Excerpted data start
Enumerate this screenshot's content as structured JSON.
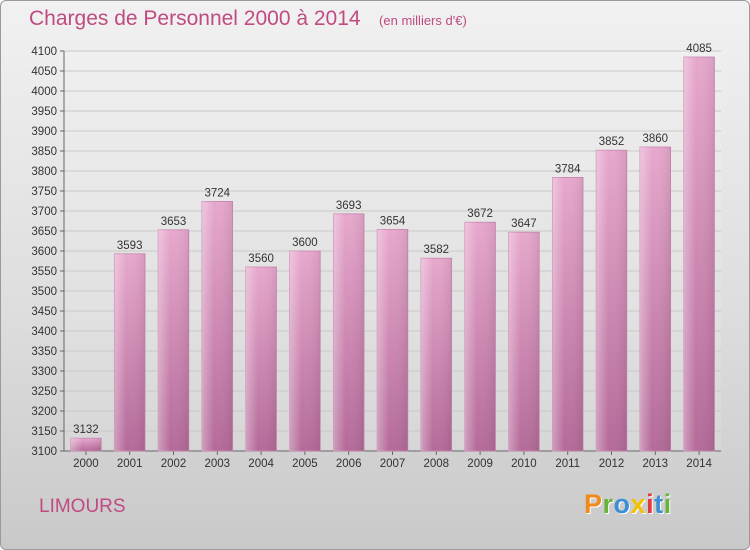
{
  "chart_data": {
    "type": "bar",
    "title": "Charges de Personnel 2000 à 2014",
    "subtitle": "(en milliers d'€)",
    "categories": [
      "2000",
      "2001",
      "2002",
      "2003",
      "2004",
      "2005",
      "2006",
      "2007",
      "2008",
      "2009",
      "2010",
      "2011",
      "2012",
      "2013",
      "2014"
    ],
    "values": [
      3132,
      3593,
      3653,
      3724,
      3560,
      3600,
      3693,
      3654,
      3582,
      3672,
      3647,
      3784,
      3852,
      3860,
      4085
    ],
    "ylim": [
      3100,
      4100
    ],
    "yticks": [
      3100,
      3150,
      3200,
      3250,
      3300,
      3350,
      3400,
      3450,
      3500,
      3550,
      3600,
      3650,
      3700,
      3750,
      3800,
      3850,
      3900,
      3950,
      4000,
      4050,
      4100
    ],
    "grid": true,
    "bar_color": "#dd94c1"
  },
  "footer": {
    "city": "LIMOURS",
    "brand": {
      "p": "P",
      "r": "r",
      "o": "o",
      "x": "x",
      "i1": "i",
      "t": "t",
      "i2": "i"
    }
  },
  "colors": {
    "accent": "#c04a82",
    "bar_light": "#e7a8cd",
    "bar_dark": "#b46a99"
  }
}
Excerpted data end
_Objective_:
Reproduce the full listing faithfully, but do not carry over any pictures.

_Task answer_:
Enumerate this screenshot's content as structured JSON.
{
  "chart_data": {
    "type": "bar",
    "title": "Charges de Personnel 2000 à 2014",
    "subtitle": "(en milliers d'€)",
    "categories": [
      "2000",
      "2001",
      "2002",
      "2003",
      "2004",
      "2005",
      "2006",
      "2007",
      "2008",
      "2009",
      "2010",
      "2011",
      "2012",
      "2013",
      "2014"
    ],
    "values": [
      3132,
      3593,
      3653,
      3724,
      3560,
      3600,
      3693,
      3654,
      3582,
      3672,
      3647,
      3784,
      3852,
      3860,
      4085
    ],
    "ylim": [
      3100,
      4100
    ],
    "yticks": [
      3100,
      3150,
      3200,
      3250,
      3300,
      3350,
      3400,
      3450,
      3500,
      3550,
      3600,
      3650,
      3700,
      3750,
      3800,
      3850,
      3900,
      3950,
      4000,
      4050,
      4100
    ],
    "grid": true,
    "bar_color": "#dd94c1"
  },
  "footer": {
    "city": "LIMOURS",
    "brand": {
      "p": "P",
      "r": "r",
      "o": "o",
      "x": "x",
      "i1": "i",
      "t": "t",
      "i2": "i"
    }
  },
  "colors": {
    "accent": "#c04a82",
    "bar_light": "#e7a8cd",
    "bar_dark": "#b46a99"
  }
}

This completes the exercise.